[Some records]
>>>

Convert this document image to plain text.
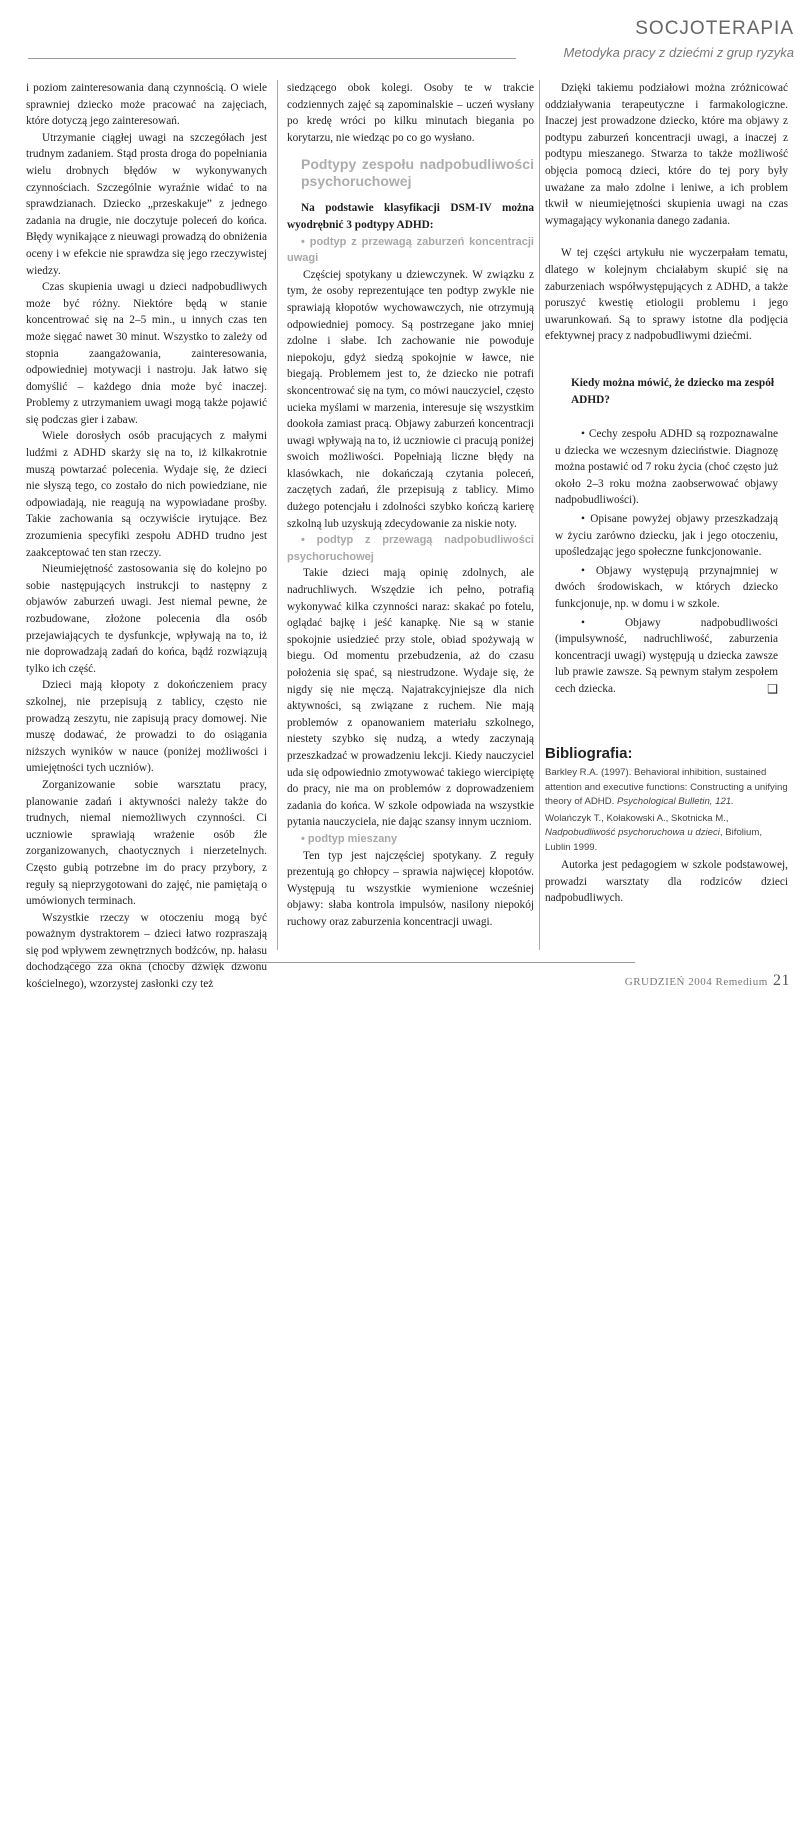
SOCJOTERAPIA
Metodyka pracy z dziećmi z grup ryzyka

i poziom zainteresowania daną czynnością. O wiele sprawniej dziecko może pracować na zajęciach, które dotyczą jego zainteresowań.

Utrzymanie ciągłej uwagi na szczegółach jest trudnym zadaniem. Stąd prosta droga do popełniania wielu drobnych błędów w wykonywanych czynnościach. Szczególnie wyraźnie widać to na sprawdzianach. Dziecko „przeskakuje” z jednego zadania na drugie, nie doczytuje poleceń do końca. Błędy wynikające z nieuwagi prowadzą do obniżenia oceny i w efekcie nie sprawdza się jego rzeczywistej wiedzy.

Czas skupienia uwagi u dzieci nadpobudliwych może być różny. Niektóre będą w stanie koncentrować się na 2–5 min., u innych czas ten może sięgać nawet 30 minut. Wszystko to zależy od stopnia zaangażowania, zainteresowania, odpowiedniej motywacji i nastroju. Jak łatwo się domyślić – każdego dnia może być inaczej. Problemy z utrzymaniem uwagi mogą także pojawić się podczas gier i zabaw.

Wiele dorosłych osób pracujących z małymi ludźmi z ADHD skarży się na to, iż kilkakrotnie muszą powtarzać polecenia. Wydaje się, że dzieci nie słyszą tego, co zostało do nich powiedziane, nie odpowiadają, nie reagują na wypowiadane prośby. Takie zachowania są oczywiście irytujące. Bez zrozumienia specyfiki zespołu ADHD trudno jest zaakceptować ten stan rzeczy.

Nieumiejętność zastosowania się do kolejno po sobie następujących instrukcji to następny z objawów zaburzeń uwagi. Jest niemal pewne, że rozbudowane, złożone polecenia dla osób przejawiających te dysfunkcje, wpływają na to, iż nie doprowadzają zadań do końca, bądź rozwiązują tylko ich część.

Dzieci mają kłopoty z dokończeniem pracy szkolnej, nie przepisują z tablicy, często nie prowadzą zeszytu, nie zapisują pracy domowej. Nie muszę dodawać, że prowadzi to do osiągania niższych wyników w nauce (poniżej możliwości i umiejętności tych uczniów).

Zorganizowanie sobie warsztatu pracy, planowanie zadań i aktywności należy także do trudnych, niemal niemożliwych czynności. Ci uczniowie sprawiają wrażenie osób źle zorganizowanych, chaotycznych i nierzetelnych. Często gubią potrzebne im do pracy przybory, z reguły są nieprzygotowani do zajęć, nie pamiętają o umówionych terminach.

Wszystkie rzeczy w otoczeniu mogą być poważnym dystraktorem – dzieci łatwo rozpraszają się pod wpływem zewnętrznych bodźców, np. hałasu dochodzącego zza okna (choćby dźwięk dzwonu kościelnego), wzorzystej zasłonki czy też

siedzącego obok kolegi. Osoby te w trakcie codziennych zajęć są zapominalskie – uczeń wysłany po kredę wróci po kilku minutach biegania po korytarzu, nie wiedząc po co go wysłano.

Podtypy zespołu nadpobudliwości psychoruchowej

Na podstawie klasyfikacji DSM-IV można wyodrębnić 3 podtypy ADHD:

• podtyp z przewagą zaburzeń koncentracji uwagi

Częściej spotykany u dziewczynek. W związku z tym, że osoby reprezentujące ten podtyp zwykle nie sprawiają kłopotów wychowawczych, nie otrzymują odpowiedniej pomocy. Są postrzegane jako mniej zdolne i słabe. Ich zachowanie nie powoduje niepokoju, gdyż siedzą spokojnie w ławce, nie biegają. Problemem jest to, że dziecko nie potrafi skoncentrować się na tym, co mówi nauczyciel, często ucieka myślami w marzenia, interesuje się wszystkim dookoła zamiast pracą. Objawy zaburzeń koncentracji uwagi wpływają na to, iż uczniowie ci pracują poniżej swoich możliwości. Popełniają liczne błędy na klasówkach, nie dokańczają czytania poleceń, zaczętych zadań, źle przepisują z tablicy. Mimo dużego potencjału i zdolności szybko kończą karierę szkolną lub uzyskują zdecydowanie za niskie noty.

• podtyp z przewagą nadpobudliwości psychoruchowej

Takie dzieci mają opinię zdolnych, ale nadruchliwych. Wszędzie ich pełno, potrafią wykonywać kilka czynności naraz: skakać po fotelu, oglądać bajkę i jeść kanapkę. Nie są w stanie spokojnie usiedzieć przy stole, obiad spożywają w biegu. Od momentu przebudzenia, aż do czasu położenia się spać, są niestrudzone. Wydaje się, że nigdy się nie męczą. Najatrakcyjniejsze dla nich aktywności, są związane z ruchem. Nie mają problemów z opanowaniem materiału szkolnego, niestety szybko się nudzą, a wtedy zaczynają przeszkadzać w prowadzeniu lekcji. Kiedy nauczyciel uda się odpowiednio zmotywować takiego wiercipiętę do pracy, nie ma on problemów z doprowadzeniem zadania do końca. W szkole odpowiada na wszystkie pytania nauczyciela, nie dając szansy innym uczniom.

• podtyp mieszany

Ten typ jest najczęściej spotykany. Z reguły prezentują go chłopcy – sprawia najwięcej kłopotów. Występują tu wszystkie wymienione wcześniej objawy: słaba kontrola impulsów, nasilony niepokój ruchowy oraz zaburzenia koncentracji uwagi.

Dzięki takiemu podziałowi można zróżnicować oddziaływania terapeutyczne i farmakologiczne. Inaczej jest prowadzone dziecko, które ma objawy z podtypu zaburzeń koncentracji uwagi, a inaczej z podtypu mieszanego. Stwarza to także możliwość objęcia pomocą dzieci, które do tej pory były uważane za mało zdolne i leniwe, a ich problem tkwił w nieumiejętności skupienia uwagi na czas wymagający wykonania danego zadania.

W tej części artykułu nie wyczerpałam tematu, dlatego w kolejnym chciałabym skupić się na zaburzeniach współwystępujących z ADHD, a także poruszyć kwestię etiologii problemu i jego uwarunkowań. Są to sprawy istotne dla podjęcia efektywnej pracy z nadpobudliwymi dziećmi.

Kiedy można mówić, że dziecko ma zespół ADHD?

• Cechy zespołu ADHD są rozpoznawalne u dziecka we wczesnym dzieciństwie. Diagnozę można postawić od 7 roku życia (choć często już około 2–3 roku można zaobserwować objawy nadpobudliwości).

• Opisane powyżej objawy przeszkadzają w życiu zarówno dziecku, jak i jego otoczeniu, upośledzając jego społeczne funkcjonowanie.

• Objawy występują przynajmniej w dwóch środowiskach, w których dziecko funkcjonuje, np. w domu i w szkole.

• Objawy nadpobudliwości (impulsywność, nadruchliwość, zaburzenia koncentracji uwagi) występują u dziecka zawsze lub prawie zawsze. Są pewnym stałym zespołem cech dziecka.	❑

Bibliografia:

Barkley R.A. (1997). Behavioral inhibition, sustained attention and executive functions: Constructing a unifying theory of ADHD. Psychological Bulletin, 121.

Wolańczyk T., Kołakowski A., Skotnicka M., Nadpobudliwość psychoruchowa u dzieci, Bifolium, Lublin 1999.

Autorka jest pedagogiem w szkole podstawowej, prowadzi warsztaty dla rodziców dzieci nadpobudliwych.

GRUDZIEŃ 2004 Remedium 21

<<<

**Challenge:**
Leave every image out, and retype the material exactly.

**Expected output:**
Convert this document image to plain text.
SOCJOTERAPIA
Metodyka pracy z dziećmi z grup ryzyka

i poziom zainteresowania daną czynnością. O wiele sprawniej dziecko może pracować na zajęciach, które dotyczą jego zainteresowań.

Utrzymanie ciągłej uwagi na szczegółach jest trudnym zadaniem. Stąd prosta droga do popełniania wielu drobnych błędów w wykonywanych czynnościach. Szczególnie wyraźnie widać to na sprawdzianach. Dziecko „przeskakuje” z jednego zadania na drugie, nie doczytuje poleceń do końca. Błędy wynikające z nieuwagi prowadzą do obniżenia oceny i w efekcie nie sprawdza się jego rzeczywistej wiedzy.

Czas skupienia uwagi u dzieci nadpobudliwych może być różny. Niektóre będą w stanie koncentrować się na 2–5 min., u innych czas ten może sięgać nawet 30 minut. Wszystko to zależy od stopnia zaangażowania, zainteresowania, odpowiedniej motywacji i nastroju. Jak łatwo się domyślić – każdego dnia może być inaczej. Problemy z utrzymaniem uwagi mogą także pojawić się podczas gier i zabaw.

Wiele dorosłych osób pracujących z małymi ludźmi z ADHD skarży się na to, iż kilkakrotnie muszą powtarzać polecenia. Wydaje się, że dzieci nie słyszą tego, co zostało do nich powiedziane, nie odpowiadają, nie reagują na wypowiadane prośby. Takie zachowania są oczywiście irytujące. Bez zrozumienia specyfiki zespołu ADHD trudno jest zaakceptować ten stan rzeczy.

Nieumiejętność zastosowania się do kolejno po sobie następujących instrukcji to następny z objawów zaburzeń uwagi. Jest niemal pewne, że rozbudowane, złożone polecenia dla osób przejawiających te dysfunkcje, wpływają na to, iż nie doprowadzają zadań do końca, bądź rozwiązują tylko ich część.

Dzieci mają kłopoty z dokończeniem pracy szkolnej, nie przepisują z tablicy, często nie prowadzą zeszytu, nie zapisują pracy domowej. Nie muszę dodawać, że prowadzi to do osiągania niższych wyników w nauce (poniżej możliwości i umiejętności tych uczniów).

Zorganizowanie sobie warsztatu pracy, planowanie zadań i aktywności należy także do trudnych, niemal niemożliwych czynności. Ci uczniowie sprawiają wrażenie osób źle zorganizowanych, chaotycznych i nierzetelnych. Często gubią potrzebne im do pracy przybory, z reguły są nieprzygotowani do zajęć, nie pamiętają o umówionych terminach.

Wszystkie rzeczy w otoczeniu mogą być poważnym dystraktorem – dzieci łatwo rozpraszają się pod wpływem zewnętrznych bodźców, np. hałasu dochodzącego zza okna (choćby dźwięk dzwonu kościelnego), wzorzystej zasłonki czy też

siedzącego obok kolegi. Osoby te w trakcie codziennych zajęć są zapominalskie – uczeń wysłany po kredę wróci po kilku minutach biegania po korytarzu, nie wiedząc po co go wysłano.

Podtypy zespołu nadpobudliwości psychoruchowej

Na podstawie klasyfikacji DSM-IV można wyodrębnić 3 podtypy ADHD:

• podtyp z przewagą zaburzeń koncentracji uwagi

Częściej spotykany u dziewczynek. W związku z tym, że osoby reprezentujące ten podtyp zwykle nie sprawiają kłopotów wychowawczych, nie otrzymują odpowiedniej pomocy. Są postrzegane jako mniej zdolne i słabe. Ich zachowanie nie powoduje niepokoju, gdyż siedzą spokojnie w ławce, nie biegają. Problemem jest to, że dziecko nie potrafi skoncentrować się na tym, co mówi nauczyciel, często ucieka myślami w marzenia, interesuje się wszystkim dookoła zamiast pracą. Objawy zaburzeń koncentracji uwagi wpływają na to, iż uczniowie ci pracują poniżej swoich możliwości. Popełniają liczne błędy na klasówkach, nie dokańczają czytania poleceń, zaczętych zadań, źle przepisują z tablicy. Mimo dużego potencjału i zdolności szybko kończą karierę szkolną lub uzyskują zdecydowanie za niskie noty.

• podtyp z przewagą nadpobudliwości psychoruchowej

Takie dzieci mają opinię zdolnych, ale nadruchliwych. Wszędzie ich pełno, potrafią wykonywać kilka czynności naraz: skakać po fotelu, oglądać bajkę i jeść kanapkę. Nie są w stanie spokojnie usiedzieć przy stole, obiad spożywają w biegu. Od momentu przebudzenia, aż do czasu położenia się spać, są niestrudzone. Wydaje się, że nigdy się nie męczą. Najatrakcyjniejsze dla nich aktywności, są związane z ruchem. Nie mają problemów z opanowaniem materiału szkolnego, niestety szybko się nudzą, a wtedy zaczynają przeszkadzać w prowadzeniu lekcji. Kiedy nauczyciel uda się odpowiednio zmotywować takiego wiercipiętę do pracy, nie ma on problemów z doprowadzeniem zadania do końca. W szkole odpowiada na wszystkie pytania nauczyciela, nie dając szansy innym uczniom.

• podtyp mieszany

Ten typ jest najczęściej spotykany. Z reguły prezentują go chłopcy – sprawia najwięcej kłopotów. Występują tu wszystkie wymienione wcześniej objawy: słaba kontrola impulsów, nasilony niepokój ruchowy oraz zaburzenia koncentracji uwagi.

Dzięki takiemu podziałowi można zróżnicować oddziaływania terapeutyczne i farmakologiczne. Inaczej jest prowadzone dziecko, które ma objawy z podtypu zaburzeń koncentracji uwagi, a inaczej z podtypu mieszanego. Stwarza to także możliwość objęcia pomocą dzieci, które do tej pory były uważane za mało zdolne i leniwe, a ich problem tkwił w nieumiejętności skupienia uwagi na czas wymagający wykonania danego zadania.

W tej części artykułu nie wyczerpałam tematu, dlatego w kolejnym chciałabym skupić się na zaburzeniach współwystępujących z ADHD, a także poruszyć kwestię etiologii problemu i jego uwarunkowań. Są to sprawy istotne dla podjęcia efektywnej pracy z nadpobudliwymi dziećmi.

Kiedy można mówić, że dziecko ma zespół ADHD?

• Cechy zespołu ADHD są rozpoznawalne u dziecka we wczesnym dzieciństwie. Diagnozę można postawić od 7 roku życia (choć często już około 2–3 roku można zaobserwować objawy nadpobudliwości).

• Opisane powyżej objawy przeszkadzają w życiu zarówno dziecku, jak i jego otoczeniu, upośledzając jego społeczne funkcjonowanie.

• Objawy występują przynajmniej w dwóch środowiskach, w których dziecko funkcjonuje, np. w domu i w szkole.

• Objawy nadpobudliwości (impulsywność, nadruchliwość, zaburzenia koncentracji uwagi) występują u dziecka zawsze lub prawie zawsze. Są pewnym stałym zespołem cech dziecka.	❑

Bibliografia:

Barkley R.A. (1997). Behavioral inhibition, sustained attention and executive functions: Constructing a unifying theory of ADHD. Psychological Bulletin, 121.

Wolańczyk T., Kołakowski A., Skotnicka M., Nadpobudliwość psychoruchowa u dzieci, Bifolium, Lublin 1999.

Autorka jest pedagogiem w szkole podstawowej, prowadzi warsztaty dla rodziców dzieci nadpobudliwych.

GRUDZIEŃ 2004 Remedium 21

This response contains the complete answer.